Aim of the exercise: Give back, unchanged, the rows starting with the line containing "group-label-polar: Polar <box>1997" and continuing through the line containing "bar-segment-pope <box>871 1369 917 1411</box>", and nothing else.

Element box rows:
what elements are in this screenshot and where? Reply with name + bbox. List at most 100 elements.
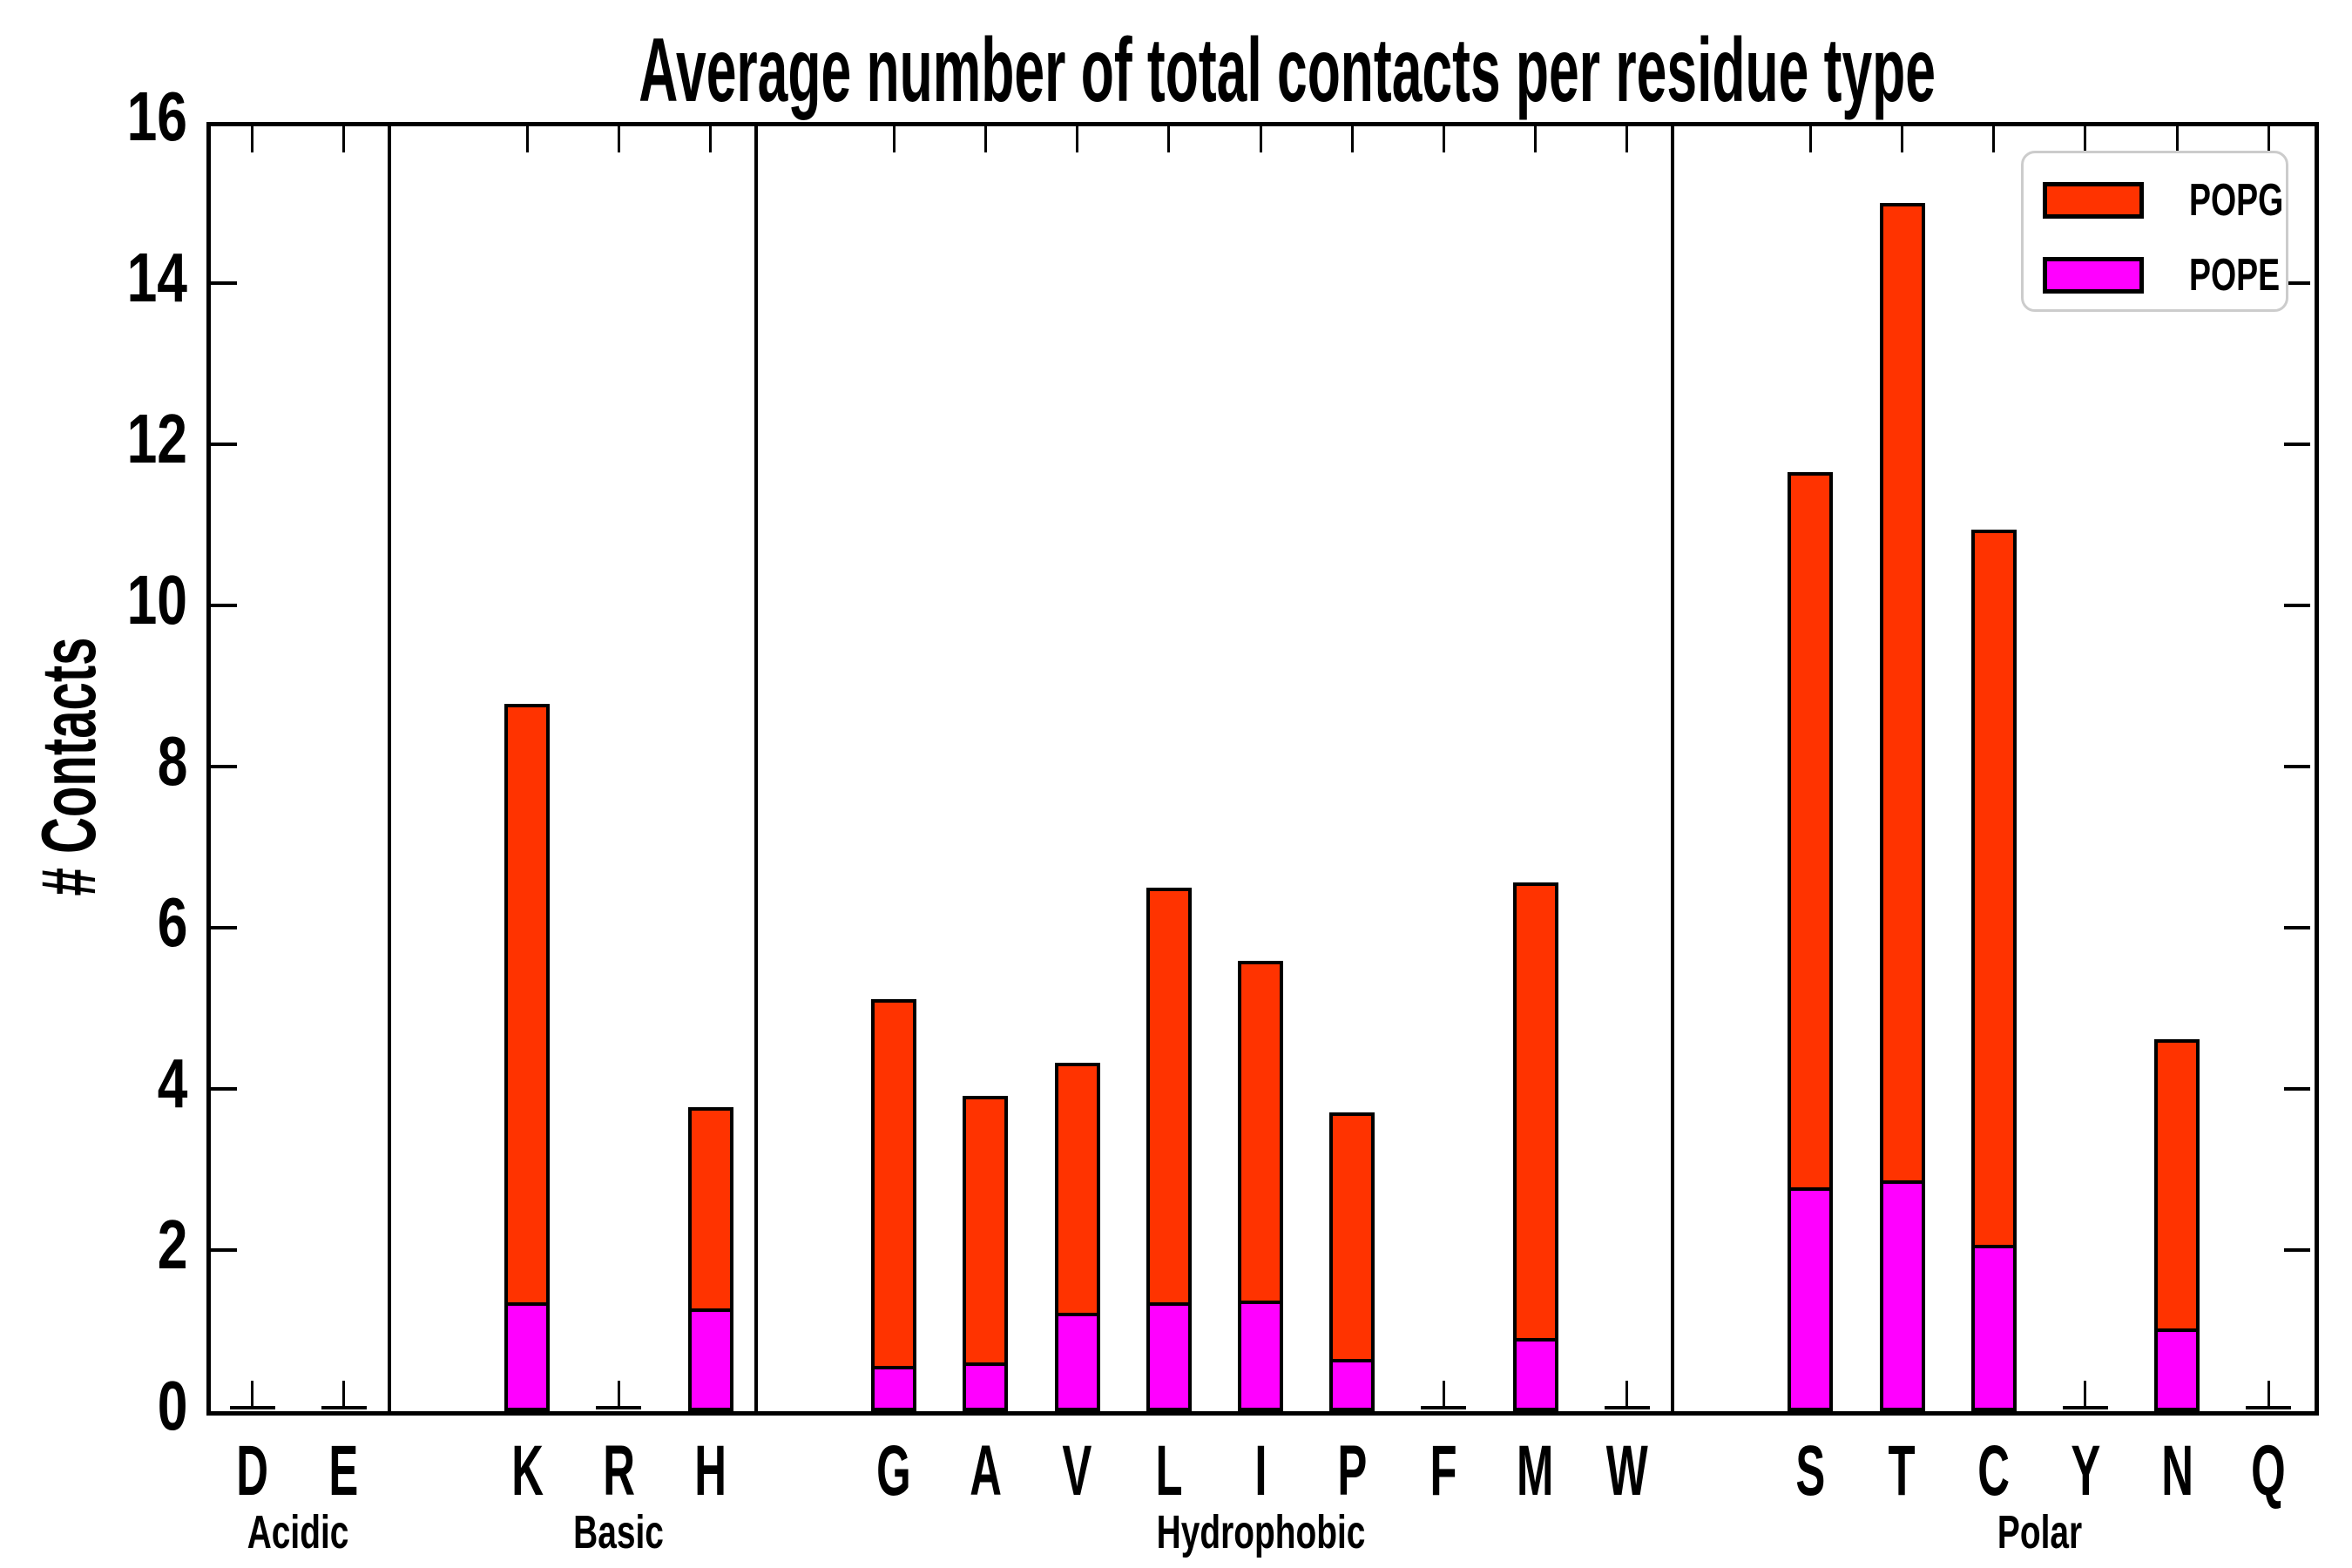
group-label-polar: Polar <box>1997 1506 2082 1558</box>
bar-Y <box>2062 1406 2108 1409</box>
bar-segment-pope <box>1512 1342 1558 1411</box>
bar-segment-pope <box>504 1305 551 1411</box>
x-category-label: Q <box>2251 1431 2287 1511</box>
x-category-label: N <box>2160 1431 2193 1511</box>
group-label-acidic: Acidic <box>247 1506 349 1558</box>
y-major-tick-left <box>211 1087 237 1091</box>
y-tick-label: 4 <box>157 1044 187 1122</box>
y-tick-label: 12 <box>126 400 187 477</box>
x-category-label: R <box>603 1431 635 1511</box>
y-major-tick-right <box>2284 443 2310 446</box>
x-category-label: W <box>1605 1431 1648 1511</box>
bar-A <box>963 1096 1009 1411</box>
bar-H <box>687 1107 733 1411</box>
bar-segment-popg <box>1970 530 2017 1249</box>
x-tick-top <box>617 126 620 152</box>
bar-segment-pope <box>687 1312 733 1411</box>
x-category-label: C <box>1977 1431 2011 1511</box>
bar-Q <box>2246 1406 2292 1409</box>
bar-segment-popg <box>1512 882 1558 1342</box>
bar-segment-popg <box>2154 1038 2200 1333</box>
bar-segment-pope <box>1970 1248 2017 1411</box>
x-tick-top <box>1350 126 1354 152</box>
x-tick-top <box>342 126 346 152</box>
y-tick-label: 6 <box>157 883 187 961</box>
bar-segment-pope <box>871 1369 917 1411</box>
x-tick-top <box>1259 126 1262 152</box>
bar-P <box>1329 1112 1375 1411</box>
x-tick-top <box>1808 126 1812 152</box>
x-tick-bottom <box>342 1381 346 1407</box>
bar-C <box>1970 530 2017 1411</box>
x-tick-bottom <box>2084 1381 2087 1407</box>
bar-G <box>871 999 917 1411</box>
y-major-tick-left <box>211 604 237 607</box>
x-category-label: D <box>236 1431 268 1511</box>
y-tick-label: 8 <box>157 722 187 800</box>
x-category-label: I <box>1254 1431 1267 1511</box>
y-axis-label: # Contacts <box>25 637 112 896</box>
y-major-tick-right <box>2284 926 2310 929</box>
bar-segment-pope <box>1054 1315 1100 1411</box>
x-tick-top <box>2267 126 2270 152</box>
x-category-label: L <box>1155 1431 1183 1511</box>
y-major-tick-right <box>2284 1248 2310 1252</box>
x-tick-top <box>2175 126 2179 152</box>
bar-segment-pope <box>1788 1190 1834 1411</box>
pope-swatch <box>2043 257 2144 294</box>
x-tick-top <box>2084 126 2087 152</box>
bar-D <box>229 1406 275 1409</box>
bar-T <box>1879 202 1925 1412</box>
bar-E <box>321 1406 367 1409</box>
x-category-label: E <box>328 1431 359 1511</box>
x-tick-top <box>1625 126 1629 152</box>
group-divider <box>754 122 759 1411</box>
bar-F <box>1421 1406 1467 1409</box>
group-divider <box>388 122 392 1411</box>
x-tick-bottom <box>1625 1381 1629 1407</box>
y-tick-label: 16 <box>126 78 187 155</box>
bar-segment-pope <box>1329 1362 1375 1411</box>
x-category-label: T <box>1888 1431 1916 1511</box>
bar-segment-popg <box>1238 960 1283 1304</box>
bar-segment-popg <box>1329 1112 1375 1362</box>
x-tick-top <box>1167 126 1171 152</box>
y-major-tick-right <box>2284 604 2310 607</box>
x-tick-top <box>1534 126 1538 152</box>
bar-S <box>1788 472 1834 1411</box>
chart-title: Average number of total contacts per res… <box>639 20 1936 121</box>
legend-label-pope: POPE <box>2189 250 2281 301</box>
bar-W <box>1604 1406 1650 1409</box>
x-tick-bottom <box>251 1381 254 1407</box>
bar-V <box>1054 1063 1100 1411</box>
x-tick-top <box>709 126 713 152</box>
bar-segment-popg <box>1146 887 1192 1306</box>
x-tick-top <box>892 126 896 152</box>
x-category-label: K <box>510 1431 544 1511</box>
y-major-tick-left <box>211 1248 237 1252</box>
legend-item-pope: POPE <box>2043 249 2315 301</box>
y-major-tick-left <box>211 926 237 929</box>
legend-item-popg: POPG <box>2043 174 2320 226</box>
legend-box: POPG POPE <box>2021 151 2288 312</box>
y-tick-label: 14 <box>126 239 187 316</box>
bar-segment-popg <box>963 1096 1009 1367</box>
x-tick-top <box>525 126 529 152</box>
bar-segment-pope <box>1146 1305 1192 1411</box>
x-category-label: Y <box>2070 1431 2100 1511</box>
group-label-hydrophobic: Hydrophobic <box>1156 1506 1365 1558</box>
y-major-tick-left <box>211 765 237 768</box>
y-major-tick-right <box>2284 765 2310 768</box>
y-tick-label: 2 <box>157 1206 187 1283</box>
bar-segment-popg <box>1054 1063 1100 1316</box>
x-tick-top <box>251 126 254 152</box>
x-category-label: V <box>1062 1431 1092 1511</box>
x-category-label: H <box>694 1431 727 1511</box>
legend-label-popg: POPG <box>2189 175 2284 226</box>
group-divider <box>1671 122 1675 1411</box>
bar-L <box>1146 887 1192 1411</box>
x-category-label: A <box>969 1431 1002 1511</box>
x-tick-top <box>1901 126 1904 152</box>
bar-segment-pope <box>1879 1184 1925 1411</box>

The reply:
group-label-polar: Polar <box>1997 1506 2082 1558</box>
bar-Y <box>2062 1406 2108 1409</box>
bar-segment-pope <box>1512 1342 1558 1411</box>
bar-segment-pope <box>504 1305 551 1411</box>
x-category-label: Q <box>2251 1431 2287 1511</box>
x-category-label: N <box>2160 1431 2193 1511</box>
group-label-acidic: Acidic <box>247 1506 349 1558</box>
y-major-tick-left <box>211 1087 237 1091</box>
y-tick-label: 4 <box>157 1044 187 1122</box>
y-tick-label: 12 <box>126 400 187 477</box>
x-category-label: R <box>603 1431 635 1511</box>
y-major-tick-right <box>2284 443 2310 446</box>
x-category-label: W <box>1605 1431 1648 1511</box>
bar-A <box>963 1096 1009 1411</box>
bar-H <box>687 1107 733 1411</box>
bar-segment-popg <box>1970 530 2017 1249</box>
x-tick-top <box>617 126 620 152</box>
bar-segment-pope <box>687 1312 733 1411</box>
x-category-label: C <box>1977 1431 2011 1511</box>
bar-Q <box>2246 1406 2292 1409</box>
bar-segment-popg <box>1512 882 1558 1342</box>
bar-segment-popg <box>2154 1038 2200 1333</box>
bar-segment-pope <box>1970 1248 2017 1411</box>
x-tick-top <box>1350 126 1354 152</box>
x-tick-top <box>342 126 346 152</box>
y-tick-label: 6 <box>157 883 187 961</box>
bar-segment-pope <box>871 1369 917 1411</box>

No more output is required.